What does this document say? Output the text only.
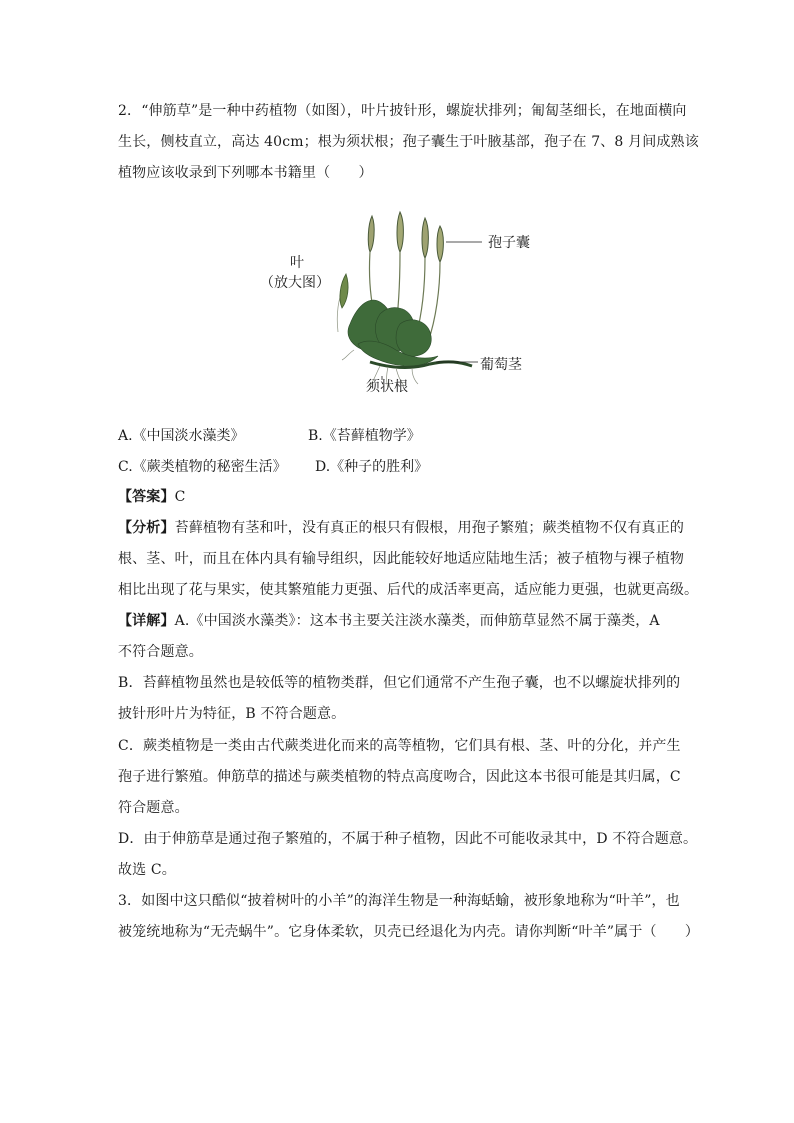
2．“伸筋草”是一种中药植物（如图），叶片披针形，螺旋状排列；匍匐茎细长，在地面横向
生长，侧枝直立，高达 40cm；根为须状根；孢子囊生于叶腋基部，孢子在 7、8 月间成熟该
植物应该收录到下列哪本书籍里（　　）
叶
（放大图）
孢子囊
葡萄茎
须状根
A.《中国淡水藻类》	B.《苔藓植物学》
C.《蕨类植物的秘密生活》 D.《种子的胜利》
【答案】C
【分析】苔藓植物有茎和叶，没有真正的根只有假根，用孢子繁殖；蕨类植物不仅有真正的
根、茎、叶，而且在体内具有输导组织，因此能较好地适应陆地生活；被子植物与裸子植物
相比出现了花与果实，使其繁殖能力更强、后代的成活率更高，适应能力更强，也就更高级。
【详解】A.《中国淡水藻类》：这本书主要关注淡水藻类，而伸筋草显然不属于藻类，A
不符合题意。
B．苔藓植物虽然也是较低等的植物类群，但它们通常不产生孢子囊，也不以螺旋状排列的
披针形叶片为特征，B 不符合题意。
C．蕨类植物是一类由古代蕨类进化而来的高等植物，它们具有根、茎、叶的分化，并产生
孢子进行繁殖。伸筋草的描述与蕨类植物的特点高度吻合，因此这本书很可能是其归属，C
符合题意。
D．由于伸筋草是通过孢子繁殖的，不属于种子植物，因此不可能收录其中，D 不符合题意。
故选 C。
3．如图中这只酷似“披着树叶的小羊”的海洋生物是一种海蛞蝓，被形象地称为“叶羊”，也
被笼统地称为“无壳蜗牛”。它身体柔软，贝壳已经退化为内壳。请你判断“叶羊”属于（　　）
#####
> **Task to complete**
Return each line where "不符合题意" shows up.

> **Problem solution**
不符合题意。
披针形叶片为特征，B 不符合题意。
D．由于伸筋草是通过孢子繁殖的，不属于种子植物，因此不可能收录其中，D 不符合题意。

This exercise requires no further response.